» **YOUR TASK**
The records below are to be repeated in full, exactly as they are.

» **STORED RECORDS**
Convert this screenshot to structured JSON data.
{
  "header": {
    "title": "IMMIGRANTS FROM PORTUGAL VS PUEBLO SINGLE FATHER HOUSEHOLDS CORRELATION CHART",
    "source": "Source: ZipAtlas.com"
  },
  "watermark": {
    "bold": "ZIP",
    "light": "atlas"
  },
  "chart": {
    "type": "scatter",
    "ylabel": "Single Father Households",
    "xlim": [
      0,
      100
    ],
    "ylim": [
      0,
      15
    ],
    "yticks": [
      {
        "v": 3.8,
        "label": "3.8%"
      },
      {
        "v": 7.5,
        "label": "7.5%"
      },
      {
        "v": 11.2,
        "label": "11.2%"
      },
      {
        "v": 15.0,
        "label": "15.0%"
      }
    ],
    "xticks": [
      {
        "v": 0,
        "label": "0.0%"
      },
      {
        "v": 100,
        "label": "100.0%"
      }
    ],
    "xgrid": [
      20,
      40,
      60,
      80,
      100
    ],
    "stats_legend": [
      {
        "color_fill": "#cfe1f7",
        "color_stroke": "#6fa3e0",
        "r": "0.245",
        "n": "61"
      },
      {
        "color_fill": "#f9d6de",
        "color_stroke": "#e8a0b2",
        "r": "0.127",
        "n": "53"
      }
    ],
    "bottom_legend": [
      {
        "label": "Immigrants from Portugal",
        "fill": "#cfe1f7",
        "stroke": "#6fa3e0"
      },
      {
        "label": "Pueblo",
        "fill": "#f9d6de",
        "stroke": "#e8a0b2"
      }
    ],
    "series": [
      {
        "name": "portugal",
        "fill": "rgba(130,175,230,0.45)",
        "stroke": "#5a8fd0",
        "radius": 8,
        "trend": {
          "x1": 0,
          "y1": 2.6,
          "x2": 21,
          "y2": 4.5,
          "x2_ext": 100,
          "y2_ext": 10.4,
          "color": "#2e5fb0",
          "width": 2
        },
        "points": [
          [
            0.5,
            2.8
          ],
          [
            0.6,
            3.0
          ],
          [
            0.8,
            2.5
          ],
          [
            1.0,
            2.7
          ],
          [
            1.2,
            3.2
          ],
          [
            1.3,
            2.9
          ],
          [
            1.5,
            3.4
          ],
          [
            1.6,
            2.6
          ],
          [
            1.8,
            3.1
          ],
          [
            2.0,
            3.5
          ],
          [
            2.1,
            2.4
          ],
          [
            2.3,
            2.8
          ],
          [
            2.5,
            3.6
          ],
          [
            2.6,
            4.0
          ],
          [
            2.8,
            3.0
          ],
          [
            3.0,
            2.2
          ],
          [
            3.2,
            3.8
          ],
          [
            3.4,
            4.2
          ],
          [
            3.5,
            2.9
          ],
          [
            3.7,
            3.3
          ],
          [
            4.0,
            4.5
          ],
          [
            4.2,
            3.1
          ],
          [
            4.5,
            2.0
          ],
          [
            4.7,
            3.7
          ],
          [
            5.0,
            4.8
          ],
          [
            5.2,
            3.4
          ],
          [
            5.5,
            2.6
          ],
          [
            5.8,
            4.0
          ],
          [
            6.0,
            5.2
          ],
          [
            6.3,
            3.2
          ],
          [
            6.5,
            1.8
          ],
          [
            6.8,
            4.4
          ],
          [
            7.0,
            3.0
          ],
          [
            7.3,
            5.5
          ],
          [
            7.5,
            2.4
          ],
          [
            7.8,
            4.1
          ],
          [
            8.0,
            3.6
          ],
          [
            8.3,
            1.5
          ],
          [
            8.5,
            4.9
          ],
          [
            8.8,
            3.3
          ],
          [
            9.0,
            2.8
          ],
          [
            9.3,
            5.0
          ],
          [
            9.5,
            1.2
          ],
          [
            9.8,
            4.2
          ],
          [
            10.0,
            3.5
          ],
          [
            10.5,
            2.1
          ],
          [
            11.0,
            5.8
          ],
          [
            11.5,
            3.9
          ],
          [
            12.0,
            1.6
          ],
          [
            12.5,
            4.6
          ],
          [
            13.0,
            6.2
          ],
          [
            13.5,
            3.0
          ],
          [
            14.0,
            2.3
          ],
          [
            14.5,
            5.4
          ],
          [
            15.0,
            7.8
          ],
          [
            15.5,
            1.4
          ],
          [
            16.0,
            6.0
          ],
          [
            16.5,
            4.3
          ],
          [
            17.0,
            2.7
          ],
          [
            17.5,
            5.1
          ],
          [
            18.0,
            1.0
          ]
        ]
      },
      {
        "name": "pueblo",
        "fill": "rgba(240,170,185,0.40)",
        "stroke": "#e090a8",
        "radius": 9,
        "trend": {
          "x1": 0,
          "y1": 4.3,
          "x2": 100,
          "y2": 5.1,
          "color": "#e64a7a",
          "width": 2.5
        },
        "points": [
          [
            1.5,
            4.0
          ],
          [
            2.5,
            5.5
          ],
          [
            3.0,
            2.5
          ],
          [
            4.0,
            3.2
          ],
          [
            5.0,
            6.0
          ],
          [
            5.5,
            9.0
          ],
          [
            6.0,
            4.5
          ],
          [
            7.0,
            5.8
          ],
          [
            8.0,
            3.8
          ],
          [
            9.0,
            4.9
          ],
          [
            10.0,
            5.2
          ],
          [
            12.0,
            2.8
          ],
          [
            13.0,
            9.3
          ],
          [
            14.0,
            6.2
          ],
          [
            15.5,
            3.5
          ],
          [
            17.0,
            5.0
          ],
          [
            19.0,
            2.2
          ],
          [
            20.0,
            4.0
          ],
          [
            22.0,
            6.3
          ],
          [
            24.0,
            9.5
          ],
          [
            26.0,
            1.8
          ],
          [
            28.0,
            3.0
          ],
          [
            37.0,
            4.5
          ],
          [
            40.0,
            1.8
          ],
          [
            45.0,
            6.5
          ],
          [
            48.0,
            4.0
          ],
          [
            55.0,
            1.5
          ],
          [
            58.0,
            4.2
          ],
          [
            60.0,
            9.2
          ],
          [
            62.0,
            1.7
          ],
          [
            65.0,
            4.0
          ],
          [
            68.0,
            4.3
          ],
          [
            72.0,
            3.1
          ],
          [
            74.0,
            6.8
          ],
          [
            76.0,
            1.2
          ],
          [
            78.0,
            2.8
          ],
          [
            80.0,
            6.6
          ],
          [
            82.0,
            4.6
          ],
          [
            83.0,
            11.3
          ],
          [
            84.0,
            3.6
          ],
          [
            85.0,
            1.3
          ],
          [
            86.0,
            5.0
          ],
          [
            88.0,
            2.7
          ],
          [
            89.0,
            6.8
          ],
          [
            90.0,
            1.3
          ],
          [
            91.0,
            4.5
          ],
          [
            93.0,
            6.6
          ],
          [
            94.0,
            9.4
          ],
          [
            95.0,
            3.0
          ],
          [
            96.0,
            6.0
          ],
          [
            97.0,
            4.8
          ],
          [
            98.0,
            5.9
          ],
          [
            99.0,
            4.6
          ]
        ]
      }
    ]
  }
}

» **EXPECTED ANSWER**
Convert this screenshot to structured JSON data.
{
  "header": {
    "title": "IMMIGRANTS FROM PORTUGAL VS PUEBLO SINGLE FATHER HOUSEHOLDS CORRELATION CHART",
    "source": "Source: ZipAtlas.com"
  },
  "watermark": {
    "bold": "ZIP",
    "light": "atlas"
  },
  "chart": {
    "type": "scatter",
    "ylabel": "Single Father Households",
    "xlim": [
      0,
      100
    ],
    "ylim": [
      0,
      15
    ],
    "yticks": [
      {
        "v": 3.8,
        "label": "3.8%"
      },
      {
        "v": 7.5,
        "label": "7.5%"
      },
      {
        "v": 11.2,
        "label": "11.2%"
      },
      {
        "v": 15.0,
        "label": "15.0%"
      }
    ],
    "xticks": [
      {
        "v": 0,
        "label": "0.0%"
      },
      {
        "v": 100,
        "label": "100.0%"
      }
    ],
    "xgrid": [
      20,
      40,
      60,
      80,
      100
    ],
    "stats_legend": [
      {
        "color_fill": "#cfe1f7",
        "color_stroke": "#6fa3e0",
        "r": "0.245",
        "n": "61"
      },
      {
        "color_fill": "#f9d6de",
        "color_stroke": "#e8a0b2",
        "r": "0.127",
        "n": "53"
      }
    ],
    "bottom_legend": [
      {
        "label": "Immigrants from Portugal",
        "fill": "#cfe1f7",
        "stroke": "#6fa3e0"
      },
      {
        "label": "Pueblo",
        "fill": "#f9d6de",
        "stroke": "#e8a0b2"
      }
    ],
    "series": [
      {
        "name": "portugal",
        "fill": "rgba(130,175,230,0.45)",
        "stroke": "#5a8fd0",
        "radius": 8,
        "trend": {
          "x1": 0,
          "y1": 2.6,
          "x2": 21,
          "y2": 4.5,
          "x2_ext": 100,
          "y2_ext": 10.4,
          "color": "#2e5fb0",
          "width": 2
        },
        "points": [
          [
            0.5,
            2.8
          ],
          [
            0.6,
            3.0
          ],
          [
            0.8,
            2.5
          ],
          [
            1.0,
            2.7
          ],
          [
            1.2,
            3.2
          ],
          [
            1.3,
            2.9
          ],
          [
            1.5,
            3.4
          ],
          [
            1.6,
            2.6
          ],
          [
            1.8,
            3.1
          ],
          [
            2.0,
            3.5
          ],
          [
            2.1,
            2.4
          ],
          [
            2.3,
            2.8
          ],
          [
            2.5,
            3.6
          ],
          [
            2.6,
            4.0
          ],
          [
            2.8,
            3.0
          ],
          [
            3.0,
            2.2
          ],
          [
            3.2,
            3.8
          ],
          [
            3.4,
            4.2
          ],
          [
            3.5,
            2.9
          ],
          [
            3.7,
            3.3
          ],
          [
            4.0,
            4.5
          ],
          [
            4.2,
            3.1
          ],
          [
            4.5,
            2.0
          ],
          [
            4.7,
            3.7
          ],
          [
            5.0,
            4.8
          ],
          [
            5.2,
            3.4
          ],
          [
            5.5,
            2.6
          ],
          [
            5.8,
            4.0
          ],
          [
            6.0,
            5.2
          ],
          [
            6.3,
            3.2
          ],
          [
            6.5,
            1.8
          ],
          [
            6.8,
            4.4
          ],
          [
            7.0,
            3.0
          ],
          [
            7.3,
            5.5
          ],
          [
            7.5,
            2.4
          ],
          [
            7.8,
            4.1
          ],
          [
            8.0,
            3.6
          ],
          [
            8.3,
            1.5
          ],
          [
            8.5,
            4.9
          ],
          [
            8.8,
            3.3
          ],
          [
            9.0,
            2.8
          ],
          [
            9.3,
            5.0
          ],
          [
            9.5,
            1.2
          ],
          [
            9.8,
            4.2
          ],
          [
            10.0,
            3.5
          ],
          [
            10.5,
            2.1
          ],
          [
            11.0,
            5.8
          ],
          [
            11.5,
            3.9
          ],
          [
            12.0,
            1.6
          ],
          [
            12.5,
            4.6
          ],
          [
            13.0,
            6.2
          ],
          [
            13.5,
            3.0
          ],
          [
            14.0,
            2.3
          ],
          [
            14.5,
            5.4
          ],
          [
            15.0,
            7.8
          ],
          [
            15.5,
            1.4
          ],
          [
            16.0,
            6.0
          ],
          [
            16.5,
            4.3
          ],
          [
            17.0,
            2.7
          ],
          [
            17.5,
            5.1
          ],
          [
            18.0,
            1.0
          ]
        ]
      },
      {
        "name": "pueblo",
        "fill": "rgba(240,170,185,0.40)",
        "stroke": "#e090a8",
        "radius": 9,
        "trend": {
          "x1": 0,
          "y1": 4.3,
          "x2": 100,
          "y2": 5.1,
          "color": "#e64a7a",
          "width": 2.5
        },
        "points": [
          [
            1.5,
            4.0
          ],
          [
            2.5,
            5.5
          ],
          [
            3.0,
            2.5
          ],
          [
            4.0,
            3.2
          ],
          [
            5.0,
            6.0
          ],
          [
            5.5,
            9.0
          ],
          [
            6.0,
            4.5
          ],
          [
            7.0,
            5.8
          ],
          [
            8.0,
            3.8
          ],
          [
            9.0,
            4.9
          ],
          [
            10.0,
            5.2
          ],
          [
            12.0,
            2.8
          ],
          [
            13.0,
            9.3
          ],
          [
            14.0,
            6.2
          ],
          [
            15.5,
            3.5
          ],
          [
            17.0,
            5.0
          ],
          [
            19.0,
            2.2
          ],
          [
            20.0,
            4.0
          ],
          [
            22.0,
            6.3
          ],
          [
            24.0,
            9.5
          ],
          [
            26.0,
            1.8
          ],
          [
            28.0,
            3.0
          ],
          [
            37.0,
            4.5
          ],
          [
            40.0,
            1.8
          ],
          [
            45.0,
            6.5
          ],
          [
            48.0,
            4.0
          ],
          [
            55.0,
            1.5
          ],
          [
            58.0,
            4.2
          ],
          [
            60.0,
            9.2
          ],
          [
            62.0,
            1.7
          ],
          [
            65.0,
            4.0
          ],
          [
            68.0,
            4.3
          ],
          [
            72.0,
            3.1
          ],
          [
            74.0,
            6.8
          ],
          [
            76.0,
            1.2
          ],
          [
            78.0,
            2.8
          ],
          [
            80.0,
            6.6
          ],
          [
            82.0,
            4.6
          ],
          [
            83.0,
            11.3
          ],
          [
            84.0,
            3.6
          ],
          [
            85.0,
            1.3
          ],
          [
            86.0,
            5.0
          ],
          [
            88.0,
            2.7
          ],
          [
            89.0,
            6.8
          ],
          [
            90.0,
            1.3
          ],
          [
            91.0,
            4.5
          ],
          [
            93.0,
            6.6
          ],
          [
            94.0,
            9.4
          ],
          [
            95.0,
            3.0
          ],
          [
            96.0,
            6.0
          ],
          [
            97.0,
            4.8
          ],
          [
            98.0,
            5.9
          ],
          [
            99.0,
            4.6
          ]
        ]
      }
    ]
  }
}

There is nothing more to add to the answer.